> Your goal: In the records below, work out how many lines hold the word "turn". Report the number alone.
>> Begin
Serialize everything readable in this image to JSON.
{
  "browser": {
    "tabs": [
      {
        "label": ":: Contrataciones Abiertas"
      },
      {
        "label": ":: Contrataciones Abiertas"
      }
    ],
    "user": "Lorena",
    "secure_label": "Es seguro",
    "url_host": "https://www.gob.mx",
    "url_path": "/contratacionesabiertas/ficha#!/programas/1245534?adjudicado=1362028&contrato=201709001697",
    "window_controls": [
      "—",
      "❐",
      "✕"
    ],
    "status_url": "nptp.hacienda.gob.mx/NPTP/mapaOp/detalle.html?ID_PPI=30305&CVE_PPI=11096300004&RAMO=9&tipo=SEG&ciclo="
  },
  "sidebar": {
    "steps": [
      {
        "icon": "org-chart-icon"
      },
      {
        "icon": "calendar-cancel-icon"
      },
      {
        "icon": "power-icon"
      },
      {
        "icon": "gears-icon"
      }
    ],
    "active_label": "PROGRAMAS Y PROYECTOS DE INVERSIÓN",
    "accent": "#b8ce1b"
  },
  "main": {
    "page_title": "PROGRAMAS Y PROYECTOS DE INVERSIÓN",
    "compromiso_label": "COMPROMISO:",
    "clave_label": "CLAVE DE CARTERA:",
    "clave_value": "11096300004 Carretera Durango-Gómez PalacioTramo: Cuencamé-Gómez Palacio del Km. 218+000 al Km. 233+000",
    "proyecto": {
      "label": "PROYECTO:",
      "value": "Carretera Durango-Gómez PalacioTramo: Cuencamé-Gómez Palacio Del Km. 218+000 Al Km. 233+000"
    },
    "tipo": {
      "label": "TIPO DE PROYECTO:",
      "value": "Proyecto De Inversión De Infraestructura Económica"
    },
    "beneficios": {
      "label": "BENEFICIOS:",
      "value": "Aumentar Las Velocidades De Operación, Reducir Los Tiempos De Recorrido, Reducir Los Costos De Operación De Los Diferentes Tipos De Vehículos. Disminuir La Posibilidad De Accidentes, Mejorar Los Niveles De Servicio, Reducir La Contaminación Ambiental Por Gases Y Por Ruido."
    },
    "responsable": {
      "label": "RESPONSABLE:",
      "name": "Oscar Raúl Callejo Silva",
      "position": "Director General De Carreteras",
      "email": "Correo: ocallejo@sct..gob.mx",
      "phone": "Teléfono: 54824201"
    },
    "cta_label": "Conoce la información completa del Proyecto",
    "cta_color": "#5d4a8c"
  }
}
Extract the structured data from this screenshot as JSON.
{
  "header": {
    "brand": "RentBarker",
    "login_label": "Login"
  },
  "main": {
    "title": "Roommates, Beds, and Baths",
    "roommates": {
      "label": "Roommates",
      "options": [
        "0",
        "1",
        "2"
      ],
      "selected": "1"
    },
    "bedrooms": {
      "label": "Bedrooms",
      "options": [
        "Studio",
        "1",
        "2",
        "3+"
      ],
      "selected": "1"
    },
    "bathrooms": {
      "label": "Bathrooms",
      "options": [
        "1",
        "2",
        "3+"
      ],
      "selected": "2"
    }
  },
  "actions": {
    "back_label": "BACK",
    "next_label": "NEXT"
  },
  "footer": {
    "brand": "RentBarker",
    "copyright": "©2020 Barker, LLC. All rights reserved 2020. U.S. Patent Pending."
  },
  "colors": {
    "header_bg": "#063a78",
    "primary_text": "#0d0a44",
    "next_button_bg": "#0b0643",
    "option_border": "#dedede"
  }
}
>> End
>> Begin
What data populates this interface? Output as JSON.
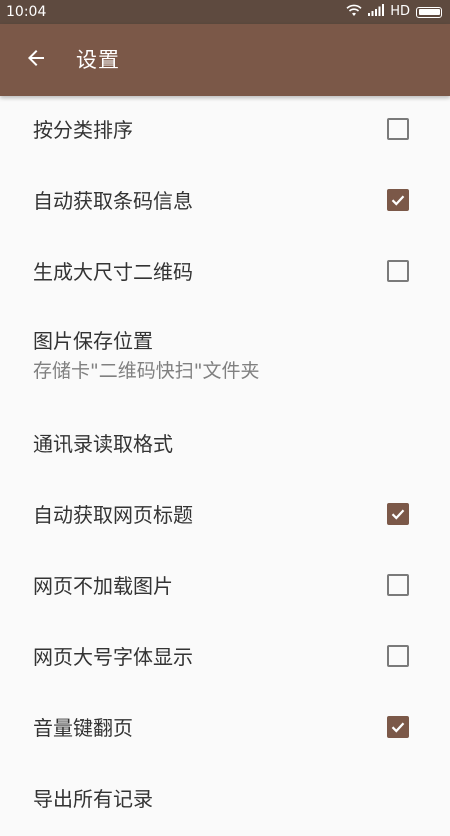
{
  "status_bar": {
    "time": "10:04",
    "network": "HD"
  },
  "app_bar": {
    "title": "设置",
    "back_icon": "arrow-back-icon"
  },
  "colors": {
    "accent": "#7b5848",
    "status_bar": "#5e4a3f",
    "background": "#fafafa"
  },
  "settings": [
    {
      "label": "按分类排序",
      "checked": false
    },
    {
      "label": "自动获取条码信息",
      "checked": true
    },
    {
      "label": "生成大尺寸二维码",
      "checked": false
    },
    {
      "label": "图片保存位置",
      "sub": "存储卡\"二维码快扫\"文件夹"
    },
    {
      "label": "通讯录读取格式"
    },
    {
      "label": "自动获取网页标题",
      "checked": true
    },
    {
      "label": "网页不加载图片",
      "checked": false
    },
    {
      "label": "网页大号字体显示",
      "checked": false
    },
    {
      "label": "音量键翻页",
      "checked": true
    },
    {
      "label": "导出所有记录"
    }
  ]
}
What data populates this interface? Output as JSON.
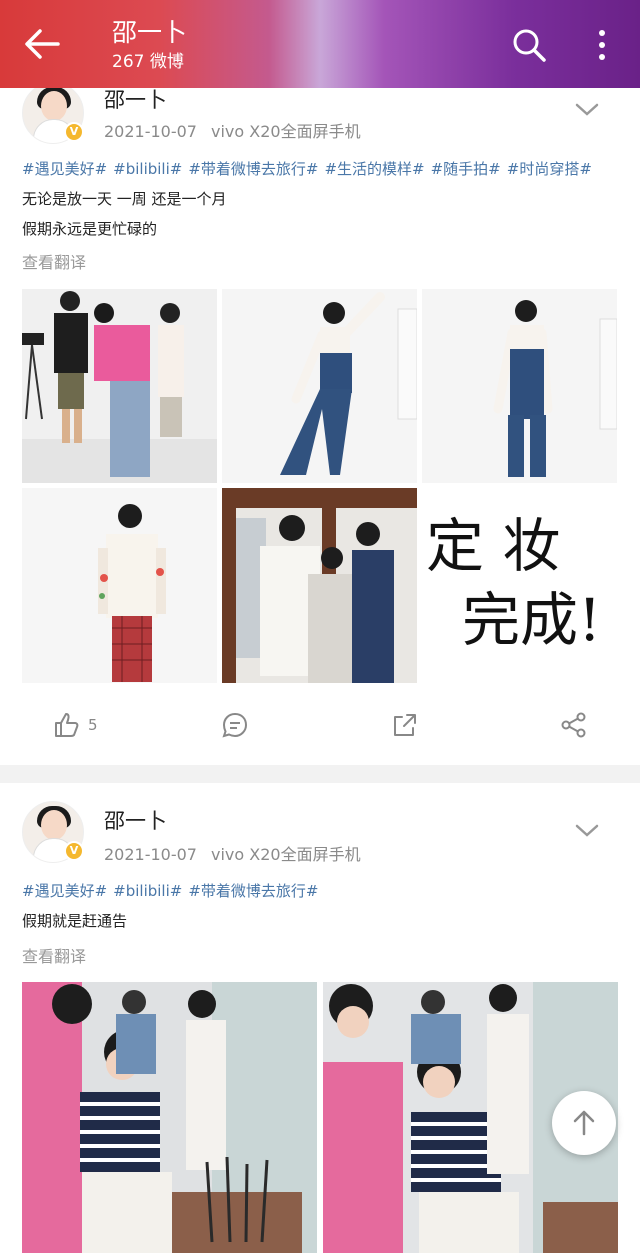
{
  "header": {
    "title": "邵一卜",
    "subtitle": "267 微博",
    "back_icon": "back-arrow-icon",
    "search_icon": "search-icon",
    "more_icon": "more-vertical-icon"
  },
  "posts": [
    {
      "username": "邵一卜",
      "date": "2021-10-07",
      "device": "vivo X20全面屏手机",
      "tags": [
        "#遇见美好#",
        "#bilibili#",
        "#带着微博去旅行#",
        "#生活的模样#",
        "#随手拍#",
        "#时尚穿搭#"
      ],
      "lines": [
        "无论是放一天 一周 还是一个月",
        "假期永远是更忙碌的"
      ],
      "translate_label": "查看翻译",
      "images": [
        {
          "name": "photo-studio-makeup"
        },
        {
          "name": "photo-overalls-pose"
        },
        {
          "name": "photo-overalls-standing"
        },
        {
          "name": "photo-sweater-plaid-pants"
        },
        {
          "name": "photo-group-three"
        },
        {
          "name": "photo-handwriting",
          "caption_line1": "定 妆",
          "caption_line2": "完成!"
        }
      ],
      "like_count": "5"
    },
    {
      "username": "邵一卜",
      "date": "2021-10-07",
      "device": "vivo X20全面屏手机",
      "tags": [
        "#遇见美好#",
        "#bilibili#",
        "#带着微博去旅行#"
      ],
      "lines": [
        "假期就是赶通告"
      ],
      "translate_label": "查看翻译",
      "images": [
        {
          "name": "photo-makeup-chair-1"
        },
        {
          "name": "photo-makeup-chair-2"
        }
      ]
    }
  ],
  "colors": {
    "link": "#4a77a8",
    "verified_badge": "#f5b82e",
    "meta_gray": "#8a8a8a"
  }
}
>> End
>> Begin
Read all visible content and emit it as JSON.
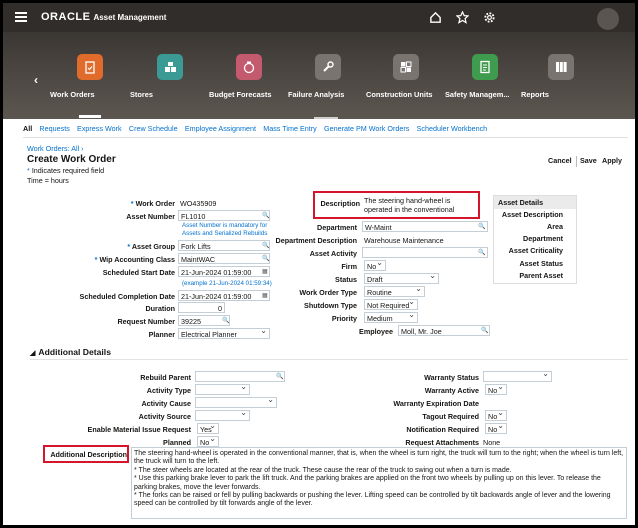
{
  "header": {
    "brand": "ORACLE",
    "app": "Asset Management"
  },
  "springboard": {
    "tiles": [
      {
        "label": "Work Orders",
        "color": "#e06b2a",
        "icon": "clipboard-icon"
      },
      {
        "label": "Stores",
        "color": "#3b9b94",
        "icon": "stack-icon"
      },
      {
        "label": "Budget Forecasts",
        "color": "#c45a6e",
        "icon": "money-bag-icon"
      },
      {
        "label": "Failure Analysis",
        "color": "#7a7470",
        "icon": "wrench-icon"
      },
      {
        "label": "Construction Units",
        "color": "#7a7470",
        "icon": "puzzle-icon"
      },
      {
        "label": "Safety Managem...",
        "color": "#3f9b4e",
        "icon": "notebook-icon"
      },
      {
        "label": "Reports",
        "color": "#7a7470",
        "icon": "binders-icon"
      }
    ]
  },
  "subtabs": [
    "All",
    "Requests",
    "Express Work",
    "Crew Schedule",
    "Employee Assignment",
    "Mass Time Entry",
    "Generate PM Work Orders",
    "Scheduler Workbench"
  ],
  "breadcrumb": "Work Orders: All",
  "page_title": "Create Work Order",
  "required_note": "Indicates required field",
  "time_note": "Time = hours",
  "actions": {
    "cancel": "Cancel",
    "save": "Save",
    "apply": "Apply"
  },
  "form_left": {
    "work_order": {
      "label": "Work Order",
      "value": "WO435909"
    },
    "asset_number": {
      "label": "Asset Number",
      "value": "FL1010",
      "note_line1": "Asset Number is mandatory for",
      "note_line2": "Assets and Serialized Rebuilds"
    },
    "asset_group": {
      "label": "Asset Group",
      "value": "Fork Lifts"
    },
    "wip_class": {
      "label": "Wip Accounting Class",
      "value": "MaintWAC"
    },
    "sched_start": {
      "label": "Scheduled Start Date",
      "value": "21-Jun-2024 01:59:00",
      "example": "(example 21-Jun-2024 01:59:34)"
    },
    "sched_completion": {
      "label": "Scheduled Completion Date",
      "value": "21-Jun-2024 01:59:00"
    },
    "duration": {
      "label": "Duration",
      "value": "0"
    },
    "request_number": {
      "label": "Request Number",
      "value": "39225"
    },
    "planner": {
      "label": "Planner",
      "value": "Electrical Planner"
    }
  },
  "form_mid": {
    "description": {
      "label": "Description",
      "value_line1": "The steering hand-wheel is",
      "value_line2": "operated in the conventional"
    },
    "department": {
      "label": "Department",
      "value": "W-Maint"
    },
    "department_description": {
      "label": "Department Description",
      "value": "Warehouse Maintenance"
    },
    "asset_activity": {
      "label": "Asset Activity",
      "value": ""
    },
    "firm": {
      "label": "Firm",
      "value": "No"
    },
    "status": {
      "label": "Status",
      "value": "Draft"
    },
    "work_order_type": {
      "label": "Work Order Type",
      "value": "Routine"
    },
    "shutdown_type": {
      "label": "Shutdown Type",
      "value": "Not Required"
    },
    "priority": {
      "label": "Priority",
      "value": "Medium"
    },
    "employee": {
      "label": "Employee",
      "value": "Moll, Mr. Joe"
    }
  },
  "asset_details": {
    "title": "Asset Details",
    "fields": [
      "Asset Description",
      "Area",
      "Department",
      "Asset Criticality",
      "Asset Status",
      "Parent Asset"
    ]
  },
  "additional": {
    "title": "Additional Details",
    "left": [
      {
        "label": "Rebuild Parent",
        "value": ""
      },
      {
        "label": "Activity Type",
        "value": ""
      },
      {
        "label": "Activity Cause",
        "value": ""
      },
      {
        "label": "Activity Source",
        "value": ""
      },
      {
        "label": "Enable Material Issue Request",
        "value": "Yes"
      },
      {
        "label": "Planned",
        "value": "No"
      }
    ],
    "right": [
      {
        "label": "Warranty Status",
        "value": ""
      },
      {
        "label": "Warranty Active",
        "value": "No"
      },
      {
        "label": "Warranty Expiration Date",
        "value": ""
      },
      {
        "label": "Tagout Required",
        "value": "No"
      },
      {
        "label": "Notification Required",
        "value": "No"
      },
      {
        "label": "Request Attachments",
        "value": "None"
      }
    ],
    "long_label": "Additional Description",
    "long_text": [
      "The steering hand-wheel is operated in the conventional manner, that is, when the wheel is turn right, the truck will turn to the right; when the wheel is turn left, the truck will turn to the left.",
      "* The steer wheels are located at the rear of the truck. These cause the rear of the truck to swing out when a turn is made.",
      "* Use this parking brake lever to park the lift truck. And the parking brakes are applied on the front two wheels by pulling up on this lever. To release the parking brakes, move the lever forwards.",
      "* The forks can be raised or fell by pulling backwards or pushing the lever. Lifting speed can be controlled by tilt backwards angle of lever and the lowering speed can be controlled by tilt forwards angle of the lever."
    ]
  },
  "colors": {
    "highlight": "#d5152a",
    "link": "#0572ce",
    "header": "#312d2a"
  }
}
>> End
> Problem solution: 2